Excerpts from a figure dataset
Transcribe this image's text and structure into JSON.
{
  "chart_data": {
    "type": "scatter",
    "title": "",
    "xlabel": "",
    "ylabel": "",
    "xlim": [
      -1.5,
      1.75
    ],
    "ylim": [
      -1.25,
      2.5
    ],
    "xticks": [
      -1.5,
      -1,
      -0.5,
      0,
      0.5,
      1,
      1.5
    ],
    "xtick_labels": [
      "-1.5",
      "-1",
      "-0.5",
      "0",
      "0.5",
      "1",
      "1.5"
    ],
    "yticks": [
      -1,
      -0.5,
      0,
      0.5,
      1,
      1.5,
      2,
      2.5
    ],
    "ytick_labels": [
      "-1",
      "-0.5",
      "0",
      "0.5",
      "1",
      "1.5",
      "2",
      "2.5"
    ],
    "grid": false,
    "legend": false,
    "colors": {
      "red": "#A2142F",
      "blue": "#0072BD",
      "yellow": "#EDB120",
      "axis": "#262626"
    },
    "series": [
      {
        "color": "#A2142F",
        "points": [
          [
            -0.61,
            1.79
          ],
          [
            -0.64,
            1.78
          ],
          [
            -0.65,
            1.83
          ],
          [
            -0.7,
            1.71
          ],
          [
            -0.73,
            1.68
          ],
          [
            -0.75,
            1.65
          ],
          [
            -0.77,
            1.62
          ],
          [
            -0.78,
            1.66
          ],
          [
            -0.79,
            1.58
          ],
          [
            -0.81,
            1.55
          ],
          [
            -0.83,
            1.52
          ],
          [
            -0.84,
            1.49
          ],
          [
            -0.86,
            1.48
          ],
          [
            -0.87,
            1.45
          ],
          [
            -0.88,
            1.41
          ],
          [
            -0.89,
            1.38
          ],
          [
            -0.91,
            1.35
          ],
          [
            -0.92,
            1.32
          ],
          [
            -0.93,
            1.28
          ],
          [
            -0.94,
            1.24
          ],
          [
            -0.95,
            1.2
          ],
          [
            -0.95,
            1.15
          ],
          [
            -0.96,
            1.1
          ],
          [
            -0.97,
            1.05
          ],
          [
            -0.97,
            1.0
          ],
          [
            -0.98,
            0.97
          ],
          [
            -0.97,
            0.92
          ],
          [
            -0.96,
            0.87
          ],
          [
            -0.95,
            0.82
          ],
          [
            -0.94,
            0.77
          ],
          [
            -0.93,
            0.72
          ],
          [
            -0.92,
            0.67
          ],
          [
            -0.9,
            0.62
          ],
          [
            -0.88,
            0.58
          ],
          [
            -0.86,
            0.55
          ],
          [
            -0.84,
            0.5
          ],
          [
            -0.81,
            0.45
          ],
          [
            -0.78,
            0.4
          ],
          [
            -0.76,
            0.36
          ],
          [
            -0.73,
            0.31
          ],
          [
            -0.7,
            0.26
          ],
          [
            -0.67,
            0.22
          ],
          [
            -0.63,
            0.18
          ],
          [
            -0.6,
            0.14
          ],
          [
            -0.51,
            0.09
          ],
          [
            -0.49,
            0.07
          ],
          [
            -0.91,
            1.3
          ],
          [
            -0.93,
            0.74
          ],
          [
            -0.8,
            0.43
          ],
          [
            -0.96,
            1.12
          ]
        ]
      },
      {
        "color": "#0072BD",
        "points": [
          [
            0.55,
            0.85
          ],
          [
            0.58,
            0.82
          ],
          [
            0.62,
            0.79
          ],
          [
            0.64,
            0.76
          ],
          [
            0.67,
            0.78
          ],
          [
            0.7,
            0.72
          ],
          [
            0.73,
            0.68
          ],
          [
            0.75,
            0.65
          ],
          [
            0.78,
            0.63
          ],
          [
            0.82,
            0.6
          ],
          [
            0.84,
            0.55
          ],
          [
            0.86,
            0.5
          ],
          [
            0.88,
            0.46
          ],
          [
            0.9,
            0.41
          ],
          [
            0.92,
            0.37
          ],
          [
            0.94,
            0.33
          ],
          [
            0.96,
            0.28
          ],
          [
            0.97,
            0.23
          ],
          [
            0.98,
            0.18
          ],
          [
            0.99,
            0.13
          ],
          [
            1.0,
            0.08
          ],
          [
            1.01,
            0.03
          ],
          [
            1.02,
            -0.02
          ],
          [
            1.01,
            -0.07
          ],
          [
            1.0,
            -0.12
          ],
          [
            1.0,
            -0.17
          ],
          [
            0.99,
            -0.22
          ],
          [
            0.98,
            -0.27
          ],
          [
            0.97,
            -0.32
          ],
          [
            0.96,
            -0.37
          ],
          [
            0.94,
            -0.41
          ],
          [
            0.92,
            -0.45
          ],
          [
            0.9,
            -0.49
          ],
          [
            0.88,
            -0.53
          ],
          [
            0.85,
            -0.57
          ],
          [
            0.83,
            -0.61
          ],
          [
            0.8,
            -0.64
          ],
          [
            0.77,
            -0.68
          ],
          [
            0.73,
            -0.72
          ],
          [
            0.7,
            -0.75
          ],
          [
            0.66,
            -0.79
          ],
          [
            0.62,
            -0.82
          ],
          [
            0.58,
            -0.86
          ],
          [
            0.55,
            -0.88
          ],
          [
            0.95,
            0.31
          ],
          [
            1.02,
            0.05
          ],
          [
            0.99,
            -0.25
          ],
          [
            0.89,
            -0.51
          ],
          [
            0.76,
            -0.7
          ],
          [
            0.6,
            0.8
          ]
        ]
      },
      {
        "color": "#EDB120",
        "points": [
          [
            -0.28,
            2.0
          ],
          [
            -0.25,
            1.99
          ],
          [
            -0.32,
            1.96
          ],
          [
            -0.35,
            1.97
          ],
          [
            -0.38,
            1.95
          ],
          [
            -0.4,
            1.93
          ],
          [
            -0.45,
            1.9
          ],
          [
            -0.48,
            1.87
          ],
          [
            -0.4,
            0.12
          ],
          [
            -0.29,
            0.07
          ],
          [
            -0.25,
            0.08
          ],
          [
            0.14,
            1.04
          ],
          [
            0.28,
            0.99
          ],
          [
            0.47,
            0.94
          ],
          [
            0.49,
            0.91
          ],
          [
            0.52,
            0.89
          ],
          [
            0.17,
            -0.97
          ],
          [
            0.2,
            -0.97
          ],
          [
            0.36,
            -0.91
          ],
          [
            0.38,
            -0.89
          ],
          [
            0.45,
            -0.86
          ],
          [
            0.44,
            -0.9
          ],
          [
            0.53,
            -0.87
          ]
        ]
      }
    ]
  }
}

▶ [DESCRIPTION OF THE TASK]:
Set all of the entries down again, exactly as they were given.

▶ [EXERCISE RESPONSE]:
Transcribe this image's text and structure into JSON.
{
  "chart_data": {
    "type": "scatter",
    "title": "",
    "xlabel": "",
    "ylabel": "",
    "xlim": [
      -1.5,
      1.75
    ],
    "ylim": [
      -1.25,
      2.5
    ],
    "xticks": [
      -1.5,
      -1,
      -0.5,
      0,
      0.5,
      1,
      1.5
    ],
    "xtick_labels": [
      "-1.5",
      "-1",
      "-0.5",
      "0",
      "0.5",
      "1",
      "1.5"
    ],
    "yticks": [
      -1,
      -0.5,
      0,
      0.5,
      1,
      1.5,
      2,
      2.5
    ],
    "ytick_labels": [
      "-1",
      "-0.5",
      "0",
      "0.5",
      "1",
      "1.5",
      "2",
      "2.5"
    ],
    "grid": false,
    "legend": false,
    "colors": {
      "red": "#A2142F",
      "blue": "#0072BD",
      "yellow": "#EDB120",
      "axis": "#262626"
    },
    "series": [
      {
        "color": "#A2142F",
        "points": [
          [
            -0.61,
            1.79
          ],
          [
            -0.64,
            1.78
          ],
          [
            -0.65,
            1.83
          ],
          [
            -0.7,
            1.71
          ],
          [
            -0.73,
            1.68
          ],
          [
            -0.75,
            1.65
          ],
          [
            -0.77,
            1.62
          ],
          [
            -0.78,
            1.66
          ],
          [
            -0.79,
            1.58
          ],
          [
            -0.81,
            1.55
          ],
          [
            -0.83,
            1.52
          ],
          [
            -0.84,
            1.49
          ],
          [
            -0.86,
            1.48
          ],
          [
            -0.87,
            1.45
          ],
          [
            -0.88,
            1.41
          ],
          [
            -0.89,
            1.38
          ],
          [
            -0.91,
            1.35
          ],
          [
            -0.92,
            1.32
          ],
          [
            -0.93,
            1.28
          ],
          [
            -0.94,
            1.24
          ],
          [
            -0.95,
            1.2
          ],
          [
            -0.95,
            1.15
          ],
          [
            -0.96,
            1.1
          ],
          [
            -0.97,
            1.05
          ],
          [
            -0.97,
            1.0
          ],
          [
            -0.98,
            0.97
          ],
          [
            -0.97,
            0.92
          ],
          [
            -0.96,
            0.87
          ],
          [
            -0.95,
            0.82
          ],
          [
            -0.94,
            0.77
          ],
          [
            -0.93,
            0.72
          ],
          [
            -0.92,
            0.67
          ],
          [
            -0.9,
            0.62
          ],
          [
            -0.88,
            0.58
          ],
          [
            -0.86,
            0.55
          ],
          [
            -0.84,
            0.5
          ],
          [
            -0.81,
            0.45
          ],
          [
            -0.78,
            0.4
          ],
          [
            -0.76,
            0.36
          ],
          [
            -0.73,
            0.31
          ],
          [
            -0.7,
            0.26
          ],
          [
            -0.67,
            0.22
          ],
          [
            -0.63,
            0.18
          ],
          [
            -0.6,
            0.14
          ],
          [
            -0.51,
            0.09
          ],
          [
            -0.49,
            0.07
          ],
          [
            -0.91,
            1.3
          ],
          [
            -0.93,
            0.74
          ],
          [
            -0.8,
            0.43
          ],
          [
            -0.96,
            1.12
          ]
        ]
      },
      {
        "color": "#0072BD",
        "points": [
          [
            0.55,
            0.85
          ],
          [
            0.58,
            0.82
          ],
          [
            0.62,
            0.79
          ],
          [
            0.64,
            0.76
          ],
          [
            0.67,
            0.78
          ],
          [
            0.7,
            0.72
          ],
          [
            0.73,
            0.68
          ],
          [
            0.75,
            0.65
          ],
          [
            0.78,
            0.63
          ],
          [
            0.82,
            0.6
          ],
          [
            0.84,
            0.55
          ],
          [
            0.86,
            0.5
          ],
          [
            0.88,
            0.46
          ],
          [
            0.9,
            0.41
          ],
          [
            0.92,
            0.37
          ],
          [
            0.94,
            0.33
          ],
          [
            0.96,
            0.28
          ],
          [
            0.97,
            0.23
          ],
          [
            0.98,
            0.18
          ],
          [
            0.99,
            0.13
          ],
          [
            1.0,
            0.08
          ],
          [
            1.01,
            0.03
          ],
          [
            1.02,
            -0.02
          ],
          [
            1.01,
            -0.07
          ],
          [
            1.0,
            -0.12
          ],
          [
            1.0,
            -0.17
          ],
          [
            0.99,
            -0.22
          ],
          [
            0.98,
            -0.27
          ],
          [
            0.97,
            -0.32
          ],
          [
            0.96,
            -0.37
          ],
          [
            0.94,
            -0.41
          ],
          [
            0.92,
            -0.45
          ],
          [
            0.9,
            -0.49
          ],
          [
            0.88,
            -0.53
          ],
          [
            0.85,
            -0.57
          ],
          [
            0.83,
            -0.61
          ],
          [
            0.8,
            -0.64
          ],
          [
            0.77,
            -0.68
          ],
          [
            0.73,
            -0.72
          ],
          [
            0.7,
            -0.75
          ],
          [
            0.66,
            -0.79
          ],
          [
            0.62,
            -0.82
          ],
          [
            0.58,
            -0.86
          ],
          [
            0.55,
            -0.88
          ],
          [
            0.95,
            0.31
          ],
          [
            1.02,
            0.05
          ],
          [
            0.99,
            -0.25
          ],
          [
            0.89,
            -0.51
          ],
          [
            0.76,
            -0.7
          ],
          [
            0.6,
            0.8
          ]
        ]
      },
      {
        "color": "#EDB120",
        "points": [
          [
            -0.28,
            2.0
          ],
          [
            -0.25,
            1.99
          ],
          [
            -0.32,
            1.96
          ],
          [
            -0.35,
            1.97
          ],
          [
            -0.38,
            1.95
          ],
          [
            -0.4,
            1.93
          ],
          [
            -0.45,
            1.9
          ],
          [
            -0.48,
            1.87
          ],
          [
            -0.4,
            0.12
          ],
          [
            -0.29,
            0.07
          ],
          [
            -0.25,
            0.08
          ],
          [
            0.14,
            1.04
          ],
          [
            0.28,
            0.99
          ],
          [
            0.47,
            0.94
          ],
          [
            0.49,
            0.91
          ],
          [
            0.52,
            0.89
          ],
          [
            0.17,
            -0.97
          ],
          [
            0.2,
            -0.97
          ],
          [
            0.36,
            -0.91
          ],
          [
            0.38,
            -0.89
          ],
          [
            0.45,
            -0.86
          ],
          [
            0.44,
            -0.9
          ],
          [
            0.53,
            -0.87
          ]
        ]
      }
    ]
  }
}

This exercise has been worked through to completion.